Given exercise ▸
Output all lines exactly, with nothing added or dropped.

= = = = = = =

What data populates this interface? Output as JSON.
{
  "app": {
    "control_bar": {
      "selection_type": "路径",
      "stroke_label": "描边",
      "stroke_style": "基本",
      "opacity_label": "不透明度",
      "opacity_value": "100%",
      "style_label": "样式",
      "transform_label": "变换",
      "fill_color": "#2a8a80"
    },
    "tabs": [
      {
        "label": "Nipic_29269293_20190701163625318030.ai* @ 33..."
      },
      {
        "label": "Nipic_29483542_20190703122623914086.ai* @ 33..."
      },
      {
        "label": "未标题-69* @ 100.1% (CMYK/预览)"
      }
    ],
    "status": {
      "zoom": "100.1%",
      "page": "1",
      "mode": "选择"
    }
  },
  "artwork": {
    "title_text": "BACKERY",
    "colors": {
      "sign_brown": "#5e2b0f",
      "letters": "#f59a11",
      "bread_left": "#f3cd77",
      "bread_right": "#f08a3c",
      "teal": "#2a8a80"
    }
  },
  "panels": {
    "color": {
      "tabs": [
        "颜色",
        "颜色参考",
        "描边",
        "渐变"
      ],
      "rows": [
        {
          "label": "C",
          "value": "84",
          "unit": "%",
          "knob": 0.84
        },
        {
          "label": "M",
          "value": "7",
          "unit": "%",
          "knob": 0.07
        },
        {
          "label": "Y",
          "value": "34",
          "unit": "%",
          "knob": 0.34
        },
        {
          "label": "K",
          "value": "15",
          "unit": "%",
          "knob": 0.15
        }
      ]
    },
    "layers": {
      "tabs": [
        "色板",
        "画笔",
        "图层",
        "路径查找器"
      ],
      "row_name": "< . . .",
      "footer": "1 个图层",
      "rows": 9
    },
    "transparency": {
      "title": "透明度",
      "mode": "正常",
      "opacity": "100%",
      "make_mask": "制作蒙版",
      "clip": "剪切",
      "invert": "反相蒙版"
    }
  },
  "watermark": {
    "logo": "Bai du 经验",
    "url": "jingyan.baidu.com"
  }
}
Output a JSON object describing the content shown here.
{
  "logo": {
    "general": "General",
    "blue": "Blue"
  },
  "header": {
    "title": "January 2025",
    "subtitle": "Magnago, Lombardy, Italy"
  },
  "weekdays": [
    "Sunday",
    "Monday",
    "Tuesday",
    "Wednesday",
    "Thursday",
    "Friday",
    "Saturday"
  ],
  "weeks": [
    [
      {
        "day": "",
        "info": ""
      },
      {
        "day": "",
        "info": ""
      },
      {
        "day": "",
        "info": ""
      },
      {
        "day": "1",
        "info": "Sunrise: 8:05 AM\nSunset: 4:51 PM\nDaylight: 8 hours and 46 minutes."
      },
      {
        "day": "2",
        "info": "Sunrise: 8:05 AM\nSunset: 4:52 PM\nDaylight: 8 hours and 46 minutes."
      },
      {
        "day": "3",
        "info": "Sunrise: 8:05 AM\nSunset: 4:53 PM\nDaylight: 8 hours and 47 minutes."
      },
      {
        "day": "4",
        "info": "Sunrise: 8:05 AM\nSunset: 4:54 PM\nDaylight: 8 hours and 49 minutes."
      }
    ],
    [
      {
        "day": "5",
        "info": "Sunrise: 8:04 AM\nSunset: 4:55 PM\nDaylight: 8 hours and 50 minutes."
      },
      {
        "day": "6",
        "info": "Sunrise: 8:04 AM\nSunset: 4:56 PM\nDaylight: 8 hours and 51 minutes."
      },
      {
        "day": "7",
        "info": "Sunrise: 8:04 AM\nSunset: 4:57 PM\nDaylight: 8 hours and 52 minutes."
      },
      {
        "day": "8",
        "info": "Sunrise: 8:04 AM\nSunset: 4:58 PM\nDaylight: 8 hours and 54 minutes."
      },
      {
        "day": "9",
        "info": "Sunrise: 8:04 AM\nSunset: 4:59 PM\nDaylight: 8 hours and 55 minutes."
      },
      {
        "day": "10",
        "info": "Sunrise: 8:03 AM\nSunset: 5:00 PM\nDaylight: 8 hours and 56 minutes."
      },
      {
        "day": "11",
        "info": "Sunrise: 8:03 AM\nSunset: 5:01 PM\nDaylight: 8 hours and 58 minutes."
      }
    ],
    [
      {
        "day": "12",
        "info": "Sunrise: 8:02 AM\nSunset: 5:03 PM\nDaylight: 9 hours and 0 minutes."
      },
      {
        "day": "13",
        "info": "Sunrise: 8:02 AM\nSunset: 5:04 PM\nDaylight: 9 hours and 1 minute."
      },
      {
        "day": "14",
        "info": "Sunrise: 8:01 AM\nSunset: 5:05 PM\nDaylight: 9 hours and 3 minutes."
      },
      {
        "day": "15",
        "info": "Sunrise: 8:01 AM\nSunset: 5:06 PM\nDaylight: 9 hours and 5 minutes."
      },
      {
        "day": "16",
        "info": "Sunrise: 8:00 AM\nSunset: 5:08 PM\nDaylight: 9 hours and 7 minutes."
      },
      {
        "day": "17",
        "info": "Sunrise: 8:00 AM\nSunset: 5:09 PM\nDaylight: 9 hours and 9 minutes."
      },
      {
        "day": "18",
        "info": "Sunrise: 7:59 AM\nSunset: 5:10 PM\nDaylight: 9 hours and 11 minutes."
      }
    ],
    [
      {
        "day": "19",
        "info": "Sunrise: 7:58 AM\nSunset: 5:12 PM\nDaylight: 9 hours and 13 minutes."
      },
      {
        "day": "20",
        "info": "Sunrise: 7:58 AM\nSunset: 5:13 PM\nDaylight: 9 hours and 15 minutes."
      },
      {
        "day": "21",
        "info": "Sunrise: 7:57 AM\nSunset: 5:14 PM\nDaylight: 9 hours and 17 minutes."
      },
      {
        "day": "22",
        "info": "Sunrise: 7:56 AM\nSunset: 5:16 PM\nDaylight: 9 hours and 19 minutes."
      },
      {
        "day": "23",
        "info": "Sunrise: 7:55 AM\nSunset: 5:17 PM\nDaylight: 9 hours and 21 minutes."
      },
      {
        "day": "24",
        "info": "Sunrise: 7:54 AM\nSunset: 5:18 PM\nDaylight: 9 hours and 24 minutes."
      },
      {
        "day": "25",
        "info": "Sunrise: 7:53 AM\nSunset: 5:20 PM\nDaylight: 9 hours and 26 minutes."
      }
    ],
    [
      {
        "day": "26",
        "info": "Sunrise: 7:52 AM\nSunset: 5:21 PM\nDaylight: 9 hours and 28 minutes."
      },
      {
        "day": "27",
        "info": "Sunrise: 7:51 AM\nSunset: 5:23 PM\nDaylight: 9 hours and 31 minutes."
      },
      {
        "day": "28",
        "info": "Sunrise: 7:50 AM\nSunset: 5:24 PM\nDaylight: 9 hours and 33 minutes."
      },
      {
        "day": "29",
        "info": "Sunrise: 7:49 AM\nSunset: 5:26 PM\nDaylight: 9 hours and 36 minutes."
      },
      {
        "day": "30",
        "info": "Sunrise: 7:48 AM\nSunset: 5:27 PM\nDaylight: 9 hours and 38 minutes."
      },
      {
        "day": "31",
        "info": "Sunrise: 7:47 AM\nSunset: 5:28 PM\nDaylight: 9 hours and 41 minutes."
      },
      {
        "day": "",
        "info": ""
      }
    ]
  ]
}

= = = = = = =

Solution below ▸
What data populates this interface? Output as JSON.
{
  "app": {
    "control_bar": {
      "selection_type": "路径",
      "stroke_label": "描边",
      "stroke_style": "基本",
      "opacity_label": "不透明度",
      "opacity_value": "100%",
      "style_label": "样式",
      "transform_label": "变换",
      "fill_color": "#2a8a80"
    },
    "tabs": [
      {
        "label": "Nipic_29269293_20190701163625318030.ai* @ 33..."
      },
      {
        "label": "Nipic_29483542_20190703122623914086.ai* @ 33..."
      },
      {
        "label": "未标题-69* @ 100.1% (CMYK/预览)"
      }
    ],
    "status": {
      "zoom": "100.1%",
      "page": "1",
      "mode": "选择"
    }
  },
  "artwork": {
    "title_text": "BACKERY",
    "colors": {
      "sign_brown": "#5e2b0f",
      "letters": "#f59a11",
      "bread_left": "#f3cd77",
      "bread_right": "#f08a3c",
      "teal": "#2a8a80"
    }
  },
  "panels": {
    "color": {
      "tabs": [
        "颜色",
        "颜色参考",
        "描边",
        "渐变"
      ],
      "rows": [
        {
          "label": "C",
          "value": "84",
          "unit": "%",
          "knob": 0.84
        },
        {
          "label": "M",
          "value": "7",
          "unit": "%",
          "knob": 0.07
        },
        {
          "label": "Y",
          "value": "34",
          "unit": "%",
          "knob": 0.34
        },
        {
          "label": "K",
          "value": "15",
          "unit": "%",
          "knob": 0.15
        }
      ]
    },
    "layers": {
      "tabs": [
        "色板",
        "画笔",
        "图层",
        "路径查找器"
      ],
      "row_name": "< . . .",
      "footer": "1 个图层",
      "rows": 9
    },
    "transparency": {
      "title": "透明度",
      "mode": "正常",
      "opacity": "100%",
      "make_mask": "制作蒙版",
      "clip": "剪切",
      "invert": "反相蒙版"
    }
  },
  "watermark": {
    "logo": "Bai du 经验",
    "url": "jingyan.baidu.com"
  }
}
Output a JSON object describing the content shown here.
{
  "logo": {
    "general": "General",
    "blue": "Blue"
  },
  "header": {
    "title": "January 2025",
    "subtitle": "Magnago, Lombardy, Italy"
  },
  "weekdays": [
    "Sunday",
    "Monday",
    "Tuesday",
    "Wednesday",
    "Thursday",
    "Friday",
    "Saturday"
  ],
  "weeks": [
    [
      {
        "day": "",
        "info": ""
      },
      {
        "day": "",
        "info": ""
      },
      {
        "day": "",
        "info": ""
      },
      {
        "day": "1",
        "info": "Sunrise: 8:05 AM\nSunset: 4:51 PM\nDaylight: 8 hours and 46 minutes."
      },
      {
        "day": "2",
        "info": "Sunrise: 8:05 AM\nSunset: 4:52 PM\nDaylight: 8 hours and 46 minutes."
      },
      {
        "day": "3",
        "info": "Sunrise: 8:05 AM\nSunset: 4:53 PM\nDaylight: 8 hours and 47 minutes."
      },
      {
        "day": "4",
        "info": "Sunrise: 8:05 AM\nSunset: 4:54 PM\nDaylight: 8 hours and 49 minutes."
      }
    ],
    [
      {
        "day": "5",
        "info": "Sunrise: 8:04 AM\nSunset: 4:55 PM\nDaylight: 8 hours and 50 minutes."
      },
      {
        "day": "6",
        "info": "Sunrise: 8:04 AM\nSunset: 4:56 PM\nDaylight: 8 hours and 51 minutes."
      },
      {
        "day": "7",
        "info": "Sunrise: 8:04 AM\nSunset: 4:57 PM\nDaylight: 8 hours and 52 minutes."
      },
      {
        "day": "8",
        "info": "Sunrise: 8:04 AM\nSunset: 4:58 PM\nDaylight: 8 hours and 54 minutes."
      },
      {
        "day": "9",
        "info": "Sunrise: 8:04 AM\nSunset: 4:59 PM\nDaylight: 8 hours and 55 minutes."
      },
      {
        "day": "10",
        "info": "Sunrise: 8:03 AM\nSunset: 5:00 PM\nDaylight: 8 hours and 56 minutes."
      },
      {
        "day": "11",
        "info": "Sunrise: 8:03 AM\nSunset: 5:01 PM\nDaylight: 8 hours and 58 minutes."
      }
    ],
    [
      {
        "day": "12",
        "info": "Sunrise: 8:02 AM\nSunset: 5:03 PM\nDaylight: 9 hours and 0 minutes."
      },
      {
        "day": "13",
        "info": "Sunrise: 8:02 AM\nSunset: 5:04 PM\nDaylight: 9 hours and 1 minute."
      },
      {
        "day": "14",
        "info": "Sunrise: 8:01 AM\nSunset: 5:05 PM\nDaylight: 9 hours and 3 minutes."
      },
      {
        "day": "15",
        "info": "Sunrise: 8:01 AM\nSunset: 5:06 PM\nDaylight: 9 hours and 5 minutes."
      },
      {
        "day": "16",
        "info": "Sunrise: 8:00 AM\nSunset: 5:08 PM\nDaylight: 9 hours and 7 minutes."
      },
      {
        "day": "17",
        "info": "Sunrise: 8:00 AM\nSunset: 5:09 PM\nDaylight: 9 hours and 9 minutes."
      },
      {
        "day": "18",
        "info": "Sunrise: 7:59 AM\nSunset: 5:10 PM\nDaylight: 9 hours and 11 minutes."
      }
    ],
    [
      {
        "day": "19",
        "info": "Sunrise: 7:58 AM\nSunset: 5:12 PM\nDaylight: 9 hours and 13 minutes."
      },
      {
        "day": "20",
        "info": "Sunrise: 7:58 AM\nSunset: 5:13 PM\nDaylight: 9 hours and 15 minutes."
      },
      {
        "day": "21",
        "info": "Sunrise: 7:57 AM\nSunset: 5:14 PM\nDaylight: 9 hours and 17 minutes."
      },
      {
        "day": "22",
        "info": "Sunrise: 7:56 AM\nSunset: 5:16 PM\nDaylight: 9 hours and 19 minutes."
      },
      {
        "day": "23",
        "info": "Sunrise: 7:55 AM\nSunset: 5:17 PM\nDaylight: 9 hours and 21 minutes."
      },
      {
        "day": "24",
        "info": "Sunrise: 7:54 AM\nSunset: 5:18 PM\nDaylight: 9 hours and 24 minutes."
      },
      {
        "day": "25",
        "info": "Sunrise: 7:53 AM\nSunset: 5:20 PM\nDaylight: 9 hours and 26 minutes."
      }
    ],
    [
      {
        "day": "26",
        "info": "Sunrise: 7:52 AM\nSunset: 5:21 PM\nDaylight: 9 hours and 28 minutes."
      },
      {
        "day": "27",
        "info": "Sunrise: 7:51 AM\nSunset: 5:23 PM\nDaylight: 9 hours and 31 minutes."
      },
      {
        "day": "28",
        "info": "Sunrise: 7:50 AM\nSunset: 5:24 PM\nDaylight: 9 hours and 33 minutes."
      },
      {
        "day": "29",
        "info": "Sunrise: 7:49 AM\nSunset: 5:26 PM\nDaylight: 9 hours and 36 minutes."
      },
      {
        "day": "30",
        "info": "Sunrise: 7:48 AM\nSunset: 5:27 PM\nDaylight: 9 hours and 38 minutes."
      },
      {
        "day": "31",
        "info": "Sunrise: 7:47 AM\nSunset: 5:28 PM\nDaylight: 9 hours and 41 minutes."
      },
      {
        "day": "",
        "info": ""
      }
    ]
  ]
}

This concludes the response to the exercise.